# Problem to work on:
Write out the listing below in full and exactly, leaving out every picture.
■ ■ ■ ■
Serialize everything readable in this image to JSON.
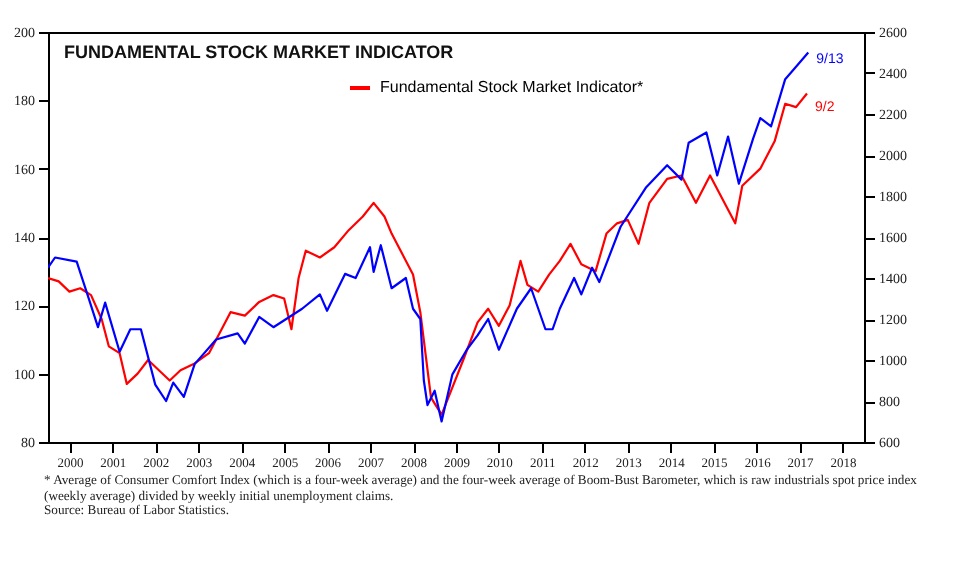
{
  "chart_data": {
    "type": "line",
    "title": "FUNDAMENTAL STOCK MARKET INDICATOR",
    "series": [
      {
        "name": "Fundamental Stock Market Indicator*",
        "color": "#ff0000",
        "x": [
          "2000-01",
          "2000-04",
          "2000-07",
          "2000-10",
          "2001-01",
          "2001-04",
          "2001-06",
          "2001-09",
          "2001-11",
          "2002-02",
          "2002-05",
          "2002-08",
          "2002-11",
          "2003-02",
          "2003-06",
          "2003-10",
          "2004-01",
          "2004-04",
          "2004-08",
          "2004-12",
          "2005-04",
          "2005-07",
          "2005-09",
          "2005-11",
          "2006-01",
          "2006-05",
          "2006-09",
          "2007-01",
          "2007-05",
          "2007-08",
          "2007-11",
          "2008-01",
          "2008-04",
          "2008-07",
          "2008-09",
          "2008-12",
          "2009-03",
          "2009-06",
          "2009-09",
          "2010-01",
          "2010-04",
          "2010-07",
          "2010-10",
          "2011-01",
          "2011-03",
          "2011-06",
          "2011-09",
          "2011-12",
          "2012-03",
          "2012-06",
          "2012-10",
          "2013-01",
          "2013-04",
          "2013-07",
          "2013-10",
          "2014-01",
          "2014-06",
          "2014-10",
          "2015-02",
          "2015-06",
          "2015-10",
          "2016-01",
          "2016-03",
          "2016-08",
          "2016-12",
          "2017-03",
          "2017-06",
          "2017-09-02"
        ],
        "values": [
          128,
          127,
          124,
          125,
          123,
          116,
          108,
          106,
          97,
          100,
          104,
          101,
          98,
          101,
          103,
          106,
          112,
          118,
          117,
          121,
          123,
          122,
          113,
          128,
          136,
          134,
          137,
          142,
          146,
          150,
          146,
          141,
          135,
          129,
          118,
          93,
          88,
          96,
          104,
          115,
          119,
          114,
          120,
          133,
          126,
          124,
          129,
          133,
          138,
          132,
          130,
          141,
          144,
          145,
          138,
          150,
          157,
          158,
          150,
          158,
          150,
          144,
          155,
          160,
          168,
          179,
          178,
          182
        ]
      },
      {
        "color": "#0000ff",
        "axis": "y2",
        "x": [
          "2000-01",
          "2000-03",
          "2000-09",
          "2000-12",
          "2001-03",
          "2001-05",
          "2001-09",
          "2001-12",
          "2002-03",
          "2002-07",
          "2002-10",
          "2002-12",
          "2003-03",
          "2003-06",
          "2003-12",
          "2004-06",
          "2004-08",
          "2004-12",
          "2005-04",
          "2005-12",
          "2006-05",
          "2006-07",
          "2006-12",
          "2007-03",
          "2007-07",
          "2007-08",
          "2007-10",
          "2008-01",
          "2008-05",
          "2008-07",
          "2008-09",
          "2008-10",
          "2008-11",
          "2009-01",
          "2009-03",
          "2009-06",
          "2009-10",
          "2010-01",
          "2010-04",
          "2010-07",
          "2010-12",
          "2011-04",
          "2011-08",
          "2011-10",
          "2011-12",
          "2012-04",
          "2012-06",
          "2012-09",
          "2012-11",
          "2013-05",
          "2013-12",
          "2014-06",
          "2014-10",
          "2014-12",
          "2015-05",
          "2015-08",
          "2015-11",
          "2016-02",
          "2016-06",
          "2016-08",
          "2016-11",
          "2017-03",
          "2017-06",
          "2017-09-13"
        ],
        "values": [
          1450,
          1500,
          1480,
          1320,
          1160,
          1280,
          1040,
          1150,
          1150,
          880,
          800,
          890,
          820,
          980,
          1100,
          1130,
          1080,
          1210,
          1160,
          1250,
          1320,
          1240,
          1420,
          1400,
          1550,
          1430,
          1560,
          1350,
          1400,
          1250,
          1200,
          900,
          780,
          850,
          700,
          930,
          1050,
          1120,
          1200,
          1050,
          1250,
          1350,
          1150,
          1150,
          1250,
          1400,
          1320,
          1450,
          1380,
          1650,
          1840,
          1950,
          1880,
          2060,
          2110,
          1900,
          2090,
          1860,
          2080,
          2180,
          2140,
          2370,
          2430,
          2500
        ]
      }
    ],
    "xlim": [
      "2000-01-01",
      "2018-12-31"
    ],
    "xticks": [
      {
        "value": "2000-07-01",
        "label": "2000"
      },
      {
        "value": "2001-07-01",
        "label": "2001"
      },
      {
        "value": "2002-07-01",
        "label": "2002"
      },
      {
        "value": "2003-07-01",
        "label": "2003"
      },
      {
        "value": "2004-07-01",
        "label": "2004"
      },
      {
        "value": "2005-07-01",
        "label": "2005"
      },
      {
        "value": "2006-07-01",
        "label": "2006"
      },
      {
        "value": "2007-07-01",
        "label": "2007"
      },
      {
        "value": "2008-07-01",
        "label": "2008"
      },
      {
        "value": "2009-07-01",
        "label": "2009"
      },
      {
        "value": "2010-07-01",
        "label": "2010"
      },
      {
        "value": "2011-07-01",
        "label": "2011"
      },
      {
        "value": "2012-07-01",
        "label": "2012"
      },
      {
        "value": "2013-07-01",
        "label": "2013"
      },
      {
        "value": "2014-07-01",
        "label": "2014"
      },
      {
        "value": "2015-07-01",
        "label": "2015"
      },
      {
        "value": "2016-07-01",
        "label": "2016"
      },
      {
        "value": "2017-07-01",
        "label": "2017"
      },
      {
        "value": "2018-07-01",
        "label": "2018"
      }
    ],
    "ylim": [
      80,
      200
    ],
    "yticks": [
      80,
      100,
      120,
      140,
      160,
      180,
      200
    ],
    "y2lim": [
      600,
      2600
    ],
    "y2ticks": [
      600,
      800,
      1000,
      1200,
      1400,
      1600,
      1800,
      2000,
      2200,
      2400,
      2600
    ],
    "grid": false,
    "legend": "top",
    "annotations": [
      {
        "text": "9/13",
        "x": "2017-09-13",
        "y": 192
      },
      {
        "text": "9/2",
        "x": "2017-09-02",
        "y": 178
      },
      "* Average of Consumer Comfort Index (which is a four-week average) and the four-week average of Boom-Bust Barometer, which is raw industrials spot price index (weekly average) divided by weekly initial unemployment claims.",
      "Source: Bureau of Labor Statistics."
    ]
  }
}
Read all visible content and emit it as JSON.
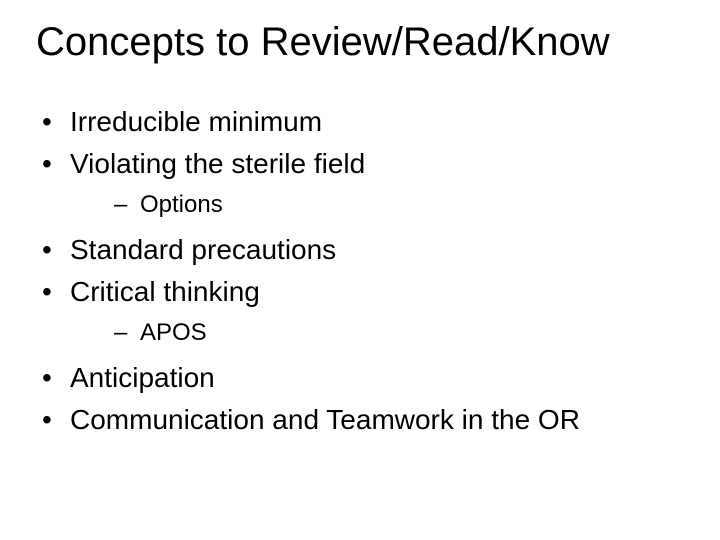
{
  "slide": {
    "title": "Concepts to Review/Read/Know",
    "background_color": "#ffffff",
    "text_color": "#000000",
    "title_fontsize": 40,
    "bullet_fontsize": 28,
    "sub_bullet_fontsize": 24,
    "font_family": "Arial",
    "bullets": {
      "b1": "Irreducible minimum",
      "b2": "Violating the sterile field",
      "b2_sub1": "Options",
      "b3": "Standard precautions",
      "b4": "Critical thinking",
      "b4_sub1": "APOS",
      "b5": "Anticipation",
      "b6": "Communication and Teamwork in the OR"
    }
  }
}
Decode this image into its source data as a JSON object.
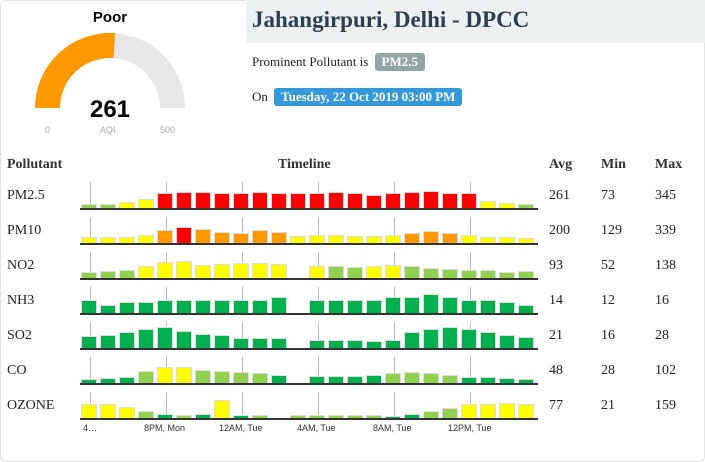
■ ■ ■ ■
# Response for this exercise:
Serialize everything readable in this image to JSON.
{
  "chart_data": {
    "type": "line",
    "title": "FUNDAMENTAL STOCK MARKET INDICATOR",
    "series": [
      {
        "name": "Fundamental Stock Market Indicator*",
        "color": "#ff0000",
        "x": [
          "2000-01",
          "2000-04",
          "2000-07",
          "2000-10",
          "2001-01",
          "2001-04",
          "2001-06",
          "2001-09",
          "2001-11",
          "2002-02",
          "2002-05",
          "2002-08",
          "2002-11",
          "2003-02",
          "2003-06",
          "2003-10",
          "2004-01",
          "2004-04",
          "2004-08",
          "2004-12",
          "2005-04",
          "2005-07",
          "2005-09",
          "2005-11",
          "2006-01",
          "2006-05",
          "2006-09",
          "2007-01",
          "2007-05",
          "2007-08",
          "2007-11",
          "2008-01",
          "2008-04",
          "2008-07",
          "2008-09",
          "2008-12",
          "2009-03",
          "2009-06",
          "2009-09",
          "2010-01",
          "2010-04",
          "2010-07",
          "2010-10",
          "2011-01",
          "2011-03",
          "2011-06",
          "2011-09",
          "2011-12",
          "2012-03",
          "2012-06",
          "2012-10",
          "2013-01",
          "2013-04",
          "2013-07",
          "2013-10",
          "2014-01",
          "2014-06",
          "2014-10",
          "2015-02",
          "2015-06",
          "2015-10",
          "2016-01",
          "2016-03",
          "2016-08",
          "2016-12",
          "2017-03",
          "2017-06",
          "2017-09-02"
        ],
        "values": [
          128,
          127,
          124,
          125,
          123,
          116,
          108,
          106,
          97,
          100,
          104,
          101,
          98,
          101,
          103,
          106,
          112,
          118,
          117,
          121,
          123,
          122,
          113,
          128,
          136,
          134,
          137,
          142,
          146,
          150,
          146,
          141,
          135,
          129,
          118,
          93,
          88,
          96,
          104,
          115,
          119,
          114,
          120,
          133,
          126,
          124,
          129,
          133,
          138,
          132,
          130,
          141,
          144,
          145,
          138,
          150,
          157,
          158,
          150,
          158,
          150,
          144,
          155,
          160,
          168,
          179,
          178,
          182
        ]
      },
      {
        "color": "#0000ff",
        "axis": "y2",
        "x": [
          "2000-01",
          "2000-03",
          "2000-09",
          "2000-12",
          "2001-03",
          "2001-05",
          "2001-09",
          "2001-12",
          "2002-03",
          "2002-07",
          "2002-10",
          "2002-12",
          "2003-03",
          "2003-06",
          "2003-12",
          "2004-06",
          "2004-08",
          "2004-12",
          "2005-04",
          "2005-12",
          "2006-05",
          "2006-07",
          "2006-12",
          "2007-03",
          "2007-07",
          "2007-08",
          "2007-10",
          "2008-01",
          "2008-05",
          "2008-07",
          "2008-09",
          "2008-10",
          "2008-11",
          "2009-01",
          "2009-03",
          "2009-06",
          "2009-10",
          "2010-01",
          "2010-04",
          "2010-07",
          "2010-12",
          "2011-04",
          "2011-08",
          "2011-10",
          "2011-12",
          "2012-04",
          "2012-06",
          "2012-09",
          "2012-11",
          "2013-05",
          "2013-12",
          "2014-06",
          "2014-10",
          "2014-12",
          "2015-05",
          "2015-08",
          "2015-11",
          "2016-02",
          "2016-06",
          "2016-08",
          "2016-11",
          "2017-03",
          "2017-06",
          "2017-09-13"
        ],
        "values": [
          1450,
          1500,
          1480,
          1320,
          1160,
          1280,
          1040,
          1150,
          1150,
          880,
          800,
          890,
          820,
          980,
          1100,
          1130,
          1080,
          1210,
          1160,
          1250,
          1320,
          1240,
          1420,
          1400,
          1550,
          1430,
          1560,
          1350,
          1400,
          1250,
          1200,
          900,
          780,
          850,
          700,
          930,
          1050,
          1120,
          1200,
          1050,
          1250,
          1350,
          1150,
          1150,
          1250,
          1400,
          1320,
          1450,
          1380,
          1650,
          1840,
          1950,
          1880,
          2060,
          2110,
          1900,
          2090,
          1860,
          2080,
          2180,
          2140,
          2370,
          2430,
          2500
        ]
      }
    ],
    "xlim": [
      "2000-01-01",
      "2018-12-31"
    ],
    "xticks": [
      {
        "value": "2000-07-01",
        "label": "2000"
      },
      {
        "value": "2001-07-01",
        "label": "2001"
      },
      {
        "value": "2002-07-01",
        "label": "2002"
      },
      {
        "value": "2003-07-01",
        "label": "2003"
      },
      {
        "value": "2004-07-01",
        "label": "2004"
      },
      {
        "value": "2005-07-01",
        "label": "2005"
      },
      {
        "value": "2006-07-01",
        "label": "2006"
      },
      {
        "value": "2007-07-01",
        "label": "2007"
      },
      {
        "value": "2008-07-01",
        "label": "2008"
      },
      {
        "value": "2009-07-01",
        "label": "2009"
      },
      {
        "value": "2010-07-01",
        "label": "2010"
      },
      {
        "value": "2011-07-01",
        "label": "2011"
      },
      {
        "value": "2012-07-01",
        "label": "2012"
      },
      {
        "value": "2013-07-01",
        "label": "2013"
      },
      {
        "value": "2014-07-01",
        "label": "2014"
      },
      {
        "value": "2015-07-01",
        "label": "2015"
      },
      {
        "value": "2016-07-01",
        "label": "2016"
      },
      {
        "value": "2017-07-01",
        "label": "2017"
      },
      {
        "value": "2018-07-01",
        "label": "2018"
      }
    ],
    "ylim": [
      80,
      200
    ],
    "yticks": [
      80,
      100,
      120,
      140,
      160,
      180,
      200
    ],
    "y2lim": [
      600,
      2600
    ],
    "y2ticks": [
      600,
      800,
      1000,
      1200,
      1400,
      1600,
      1800,
      2000,
      2200,
      2400,
      2600
    ],
    "grid": false,
    "legend": "top",
    "annotations": [
      {
        "text": "9/13",
        "x": "2017-09-13",
        "y": 192
      },
      {
        "text": "9/2",
        "x": "2017-09-02",
        "y": 178
      },
      "* Average of Consumer Comfort Index (which is a four-week average) and the four-week average of Boom-Bust Barometer, which is raw industrials spot price index (weekly average) divided by weekly initial unemployment claims.",
      "Source: Bureau of Labor Statistics."
    ]
  }
}
Read all visible content and emit it as JSON.
{
  "slide": {
    "title": "Concepts to Review/Read/Know",
    "background_color": "#ffffff",
    "text_color": "#000000",
    "title_fontsize": 40,
    "bullet_fontsize": 28,
    "sub_bullet_fontsize": 24,
    "font_family": "Arial",
    "bullets": {
      "b1": "Irreducible minimum",
      "b2": "Violating the sterile field",
      "b2_sub1": "Options",
      "b3": "Standard precautions",
      "b4": "Critical thinking",
      "b4_sub1": "APOS",
      "b5": "Anticipation",
      "b6": "Communication and Teamwork in the OR"
    }
  }
}
Decode this image into its source data as a JSON object.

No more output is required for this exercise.